▶ [TASK PROMPT]
Extract the text of every entry below exactly; leave images out.

[Stored entries]
=-=-=
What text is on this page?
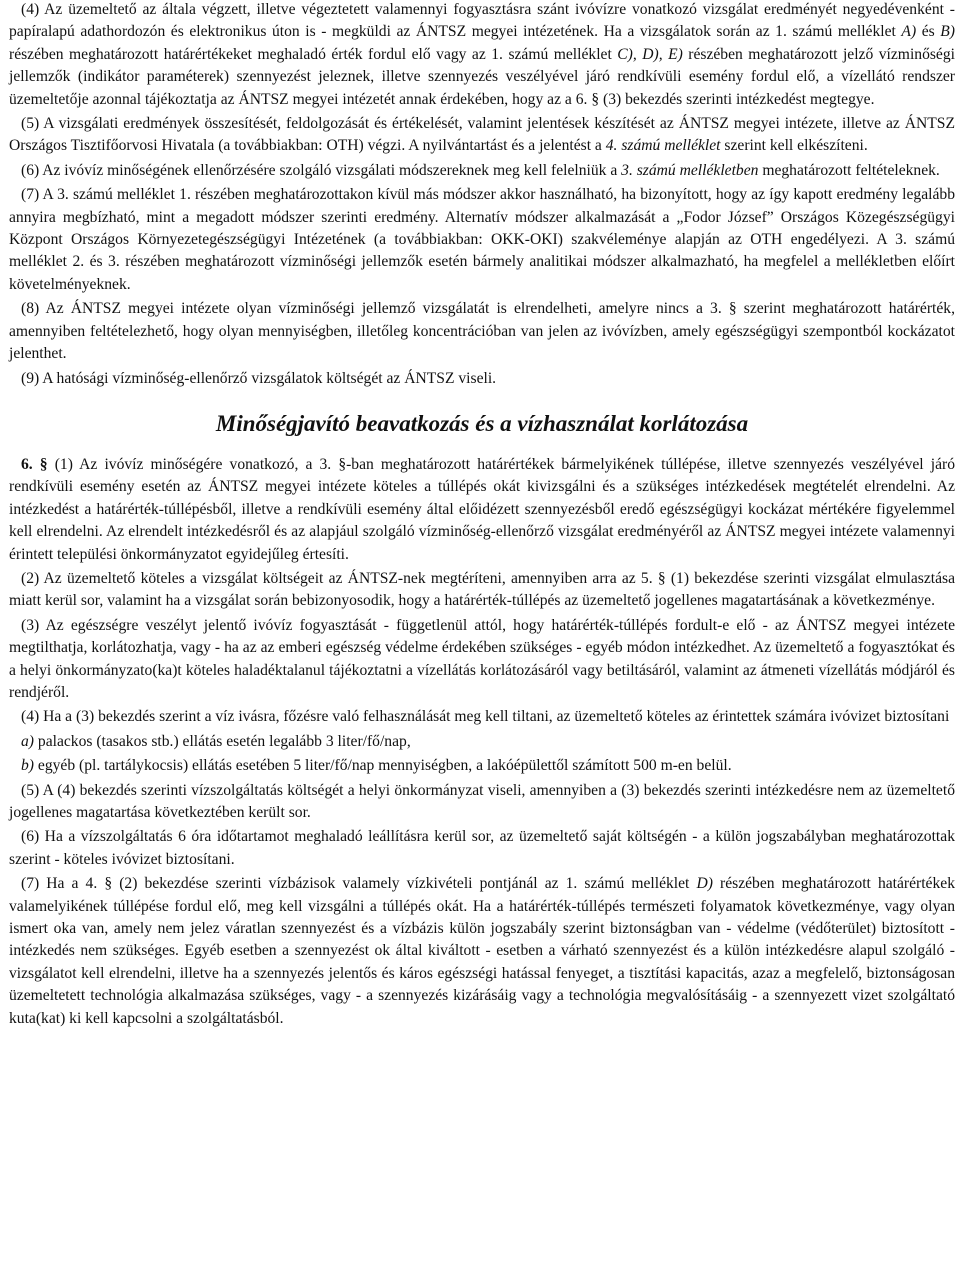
(4) Az üzemeltető az általa végzett, illetve végeztetett valamennyi fogyasztásra szánt ivóvízre vonatkozó vizsgálat eredményét negyedévenként - papíralapú adathordozón és elektronikus úton is - megküldi az ÁNTSZ megyei intézetének. Ha a vizsgálatok során az 1. számú melléklet A) és B) részében meghatározott határértékeket meghaladó érték fordul elő vagy az 1. számú melléklet C), D), E) részében meghatározott jelző vízminőségi jellemzők (indikátor paraméterek) szennyezést jeleznek, illetve szennyezés veszélyével járó rendkívüli esemény fordul elő, a vízellátó rendszer üzemeltetője azonnal tájékoztatja az ÁNTSZ megyei intézetét annak érdekében, hogy az a 6. § (3) bekezdés szerinti intézkedést megtegye.

(5) A vizsgálati eredmények összesítését, feldolgozását és értékelését, valamint jelentések készítését az ÁNTSZ megyei intézete, illetve az ÁNTSZ Országos Tisztifőorvosi Hivatala (a továbbiakban: OTH) végzi. A nyilvántartást és a jelentést a 4. számú melléklet szerint kell elkészíteni.

(6) Az ivóvíz minőségének ellenőrzésére szolgáló vizsgálati módszereknek meg kell felelniük a 3. számú mellékletben meghatározott feltételeknek.

(7) A 3. számú melléklet 1. részében meghatározottakon kívül más módszer akkor használható, ha bizonyított, hogy az így kapott eredmény legalább annyira megbízható, mint a megadott módszer szerinti eredmény. Alternatív módszer alkalmazását a „Fodor József” Országos Közegészségügyi Központ Országos Környezetegészségügyi Intézetének (a továbbiakban: OKK-OKI) szakvéleménye alapján az OTH engedélyezi. A 3. számú melléklet 2. és 3. részében meghatározott vízminőségi jellemzők esetén bármely analitikai módszer alkalmazható, ha megfelel a mellékletben előírt követelményeknek.

(8) Az ÁNTSZ megyei intézete olyan vízminőségi jellemző vizsgálatát is elrendelheti, amelyre nincs a 3. § szerint meghatározott határérték, amennyiben feltételezhető, hogy olyan mennyiségben, illetőleg koncentrációban van jelen az ivóvízben, amely egészségügyi szempontból kockázatot jelenthet.

(9) A hatósági vízminőség-ellenőrző vizsgálatok költségét az ÁNTSZ viseli.

Minőségjavító beavatkozás és a vízhasználat korlátozása

6. § (1) Az ivóvíz minőségére vonatkozó, a 3. §-ban meghatározott határértékek bármelyikének túllépése, illetve szennyezés veszélyével járó rendkívüli esemény esetén az ÁNTSZ megyei intézete köteles a túllépés okát kivizsgálni és a szükséges intézkedések megtételét elrendelni. Az intézkedést a határérték-túllépésből, illetve a rendkívüli esemény által előidézett szennyezésből eredő egészségügyi kockázat mértékére figyelemmel kell elrendelni. Az elrendelt intézkedésről és az alapjául szolgáló vízminőség-ellenőrző vizsgálat eredményéről az ÁNTSZ megyei intézete valamennyi érintett települési önkormányzatot egyidejűleg értesíti.

(2) Az üzemeltető köteles a vizsgálat költségeit az ÁNTSZ-nek megtéríteni, amennyiben arra az 5. § (1) bekezdése szerinti vizsgálat elmulasztása miatt kerül sor, valamint ha a vizsgálat során bebizonyosodik, hogy a határérték-túllépés az üzemeltető jogellenes magatartásának a következménye.

(3) Az egészségre veszélyt jelentő ivóvíz fogyasztását - függetlenül attól, hogy határérték-túllépés fordult-e elő - az ÁNTSZ megyei intézete megtilthatja, korlátozhatja, vagy - ha az az emberi egészség védelme érdekében szükséges - egyéb módon intézkedhet. Az üzemeltető a fogyasztókat és a helyi önkormányzato(ka)t köteles haladéktalanul tájékoztatni a vízellátás korlátozásáról vagy betiltásáról, valamint az átmeneti vízellátás módjáról és rendjéről.

(4) Ha a (3) bekezdés szerint a víz ivásra, főzésre való felhasználását meg kell tiltani, az üzemeltető köteles az érintettek számára ivóvizet biztosítani

a) palackos (tasakos stb.) ellátás esetén legalább 3 liter/fő/nap,

b) egyéb (pl. tartálykocsis) ellátás esetében 5 liter/fő/nap mennyiségben, a lakóépülettől számított 500 m-en belül.

(5) A (4) bekezdés szerinti vízszolgáltatás költségét a helyi önkormányzat viseli, amennyiben a (3) bekezdés szerinti intézkedésre nem az üzemeltető jogellenes magatartása következtében került sor.

(6) Ha a vízszolgáltatás 6 óra időtartamot meghaladó leállításra kerül sor, az üzemeltető saját költségén - a külön jogszabályban meghatározottak szerint - köteles ivóvizet biztosítani.

(7) Ha a 4. § (2) bekezdése szerinti vízbázisok valamely vízkivételi pontjánál az 1. számú melléklet D) részében meghatározott határértékek valamelyikének túllépése fordul elő, meg kell vizsgálni a túllépés okát. Ha a határérték-túllépés természeti folyamatok következménye, vagy olyan ismert oka van, amely nem jelez váratlan szennyezést és a vízbázis külön jogszabály szerint biztonságban van - védelme (védőterület) biztosított - intézkedés nem szükséges. Egyéb esetben a szennyezést ok által kiváltott - esetben a várható szennyezést és a külön intézkedésre alapul szolgáló - vizsgálatot kell elrendelni, illetve ha a szennyezés jelentős és káros egészségi hatással fenyeget, a tisztítási kapacitás, azaz a megfelelő, biztonságosan üzemeltetett technológia alkalmazása szükséges, vagy - a szennyezés kizárásáig vagy a technológia megvalósításáig - a szennyezett vizet szolgáltató kuta(kat) ki kell kapcsolni a szolgáltatásból.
=-=-=
▶ [RESULT FOR THIS EXERCISE]
What text is on this page?
(4) Az üzemeltető az általa végzett, illetve végeztetett valamennyi fogyasztásra szánt ivóvízre vonatkozó vizsgálat eredményét negyedévenként - papíralapú adathordozón és elektronikus úton is - megküldi az ÁNTSZ megyei intézetének. Ha a vizsgálatok során az 1. számú melléklet A) és B) részében meghatározott határértékeket meghaladó érték fordul elő vagy az 1. számú melléklet C), D), E) részében meghatározott jelző vízminőségi jellemzők (indikátor paraméterek) szennyezést jeleznek, illetve szennyezés veszélyével járó rendkívüli esemény fordul elő, a vízellátó rendszer üzemeltetője azonnal tájékoztatja az ÁNTSZ megyei intézetét annak érdekében, hogy az a 6. § (3) bekezdés szerinti intézkedést megtegye.

(5) A vizsgálati eredmények összesítését, feldolgozását és értékelését, valamint jelentések készítését az ÁNTSZ megyei intézete, illetve az ÁNTSZ Országos Tisztifőorvosi Hivatala (a továbbiakban: OTH) végzi. A nyilvántartást és a jelentést a 4. számú melléklet szerint kell elkészíteni.

(6) Az ivóvíz minőségének ellenőrzésére szolgáló vizsgálati módszereknek meg kell felelniük a 3. számú mellékletben meghatározott feltételeknek.

(7) A 3. számú melléklet 1. részében meghatározottakon kívül más módszer akkor használható, ha bizonyított, hogy az így kapott eredmény legalább annyira megbízható, mint a megadott módszer szerinti eredmény. Alternatív módszer alkalmazását a „Fodor József” Országos Közegészségügyi Központ Országos Környezetegészségügyi Intézetének (a továbbiakban: OKK-OKI) szakvéleménye alapján az OTH engedélyezi. A 3. számú melléklet 2. és 3. részében meghatározott vízminőségi jellemzők esetén bármely analitikai módszer alkalmazható, ha megfelel a mellékletben előírt követelményeknek.

(8) Az ÁNTSZ megyei intézete olyan vízminőségi jellemző vizsgálatát is elrendelheti, amelyre nincs a 3. § szerint meghatározott határérték, amennyiben feltételezhető, hogy olyan mennyiségben, illetőleg koncentrációban van jelen az ivóvízben, amely egészségügyi szempontból kockázatot jelenthet.

(9) A hatósági vízminőség-ellenőrző vizsgálatok költségét az ÁNTSZ viseli.

Minőségjavító beavatkozás és a vízhasználat korlátozása

6. § (1) Az ivóvíz minőségére vonatkozó, a 3. §-ban meghatározott határértékek bármelyikének túllépése, illetve szennyezés veszélyével járó rendkívüli esemény esetén az ÁNTSZ megyei intézete köteles a túllépés okát kivizsgálni és a szükséges intézkedések megtételét elrendelni. Az intézkedést a határérték-túllépésből, illetve a rendkívüli esemény által előidézett szennyezésből eredő egészségügyi kockázat mértékére figyelemmel kell elrendelni. Az elrendelt intézkedésről és az alapjául szolgáló vízminőség-ellenőrző vizsgálat eredményéről az ÁNTSZ megyei intézete valamennyi érintett települési önkormányzatot egyidejűleg értesíti.

(2) Az üzemeltető köteles a vizsgálat költségeit az ÁNTSZ-nek megtéríteni, amennyiben arra az 5. § (1) bekezdése szerinti vizsgálat elmulasztása miatt kerül sor, valamint ha a vizsgálat során bebizonyosodik, hogy a határérték-túllépés az üzemeltető jogellenes magatartásának a következménye.

(3) Az egészségre veszélyt jelentő ivóvíz fogyasztását - függetlenül attól, hogy határérték-túllépés fordult-e elő - az ÁNTSZ megyei intézete megtilthatja, korlátozhatja, vagy - ha az az emberi egészség védelme érdekében szükséges - egyéb módon intézkedhet. Az üzemeltető a fogyasztókat és a helyi önkormányzato(ka)t köteles haladéktalanul tájékoztatni a vízellátás korlátozásáról vagy betiltásáról, valamint az átmeneti vízellátás módjáról és rendjéről.

(4) Ha a (3) bekezdés szerint a víz ivásra, főzésre való felhasználását meg kell tiltani, az üzemeltető köteles az érintettek számára ivóvizet biztosítani

a) palackos (tasakos stb.) ellátás esetén legalább 3 liter/fő/nap,

b) egyéb (pl. tartálykocsis) ellátás esetében 5 liter/fő/nap mennyiségben, a lakóépülettől számított 500 m-en belül.

(5) A (4) bekezdés szerinti vízszolgáltatás költségét a helyi önkormányzat viseli, amennyiben a (3) bekezdés szerinti intézkedésre nem az üzemeltető jogellenes magatartása következtében került sor.

(6) Ha a vízszolgáltatás 6 óra időtartamot meghaladó leállításra kerül sor, az üzemeltető saját költségén - a külön jogszabályban meghatározottak szerint - köteles ivóvizet biztosítani.

(7) Ha a 4. § (2) bekezdése szerinti vízbázisok valamely vízkivételi pontjánál az 1. számú melléklet D) részében meghatározott határértékek valamelyikének túllépése fordul elő, meg kell vizsgálni a túllépés okát. Ha a határérték-túllépés természeti folyamatok következménye, vagy olyan ismert oka van, amely nem jelez váratlan szennyezést és a vízbázis külön jogszabály szerint biztonságban van - védelme (védőterület) biztosított - intézkedés nem szükséges. Egyéb esetben a szennyezést ok által kiváltott - esetben a várható szennyezést és a külön intézkedésre alapul szolgáló - vizsgálatot kell elrendelni, illetve ha a szennyezés jelentős és káros egészségi hatással fenyeget, a tisztítási kapacitás, azaz a megfelelő, biztonságosan üzemeltetett technológia alkalmazása szükséges, vagy - a szennyezés kizárásáig vagy a technológia megvalósításáig - a szennyezett vizet szolgáltató kuta(kat) ki kell kapcsolni a szolgáltatásból.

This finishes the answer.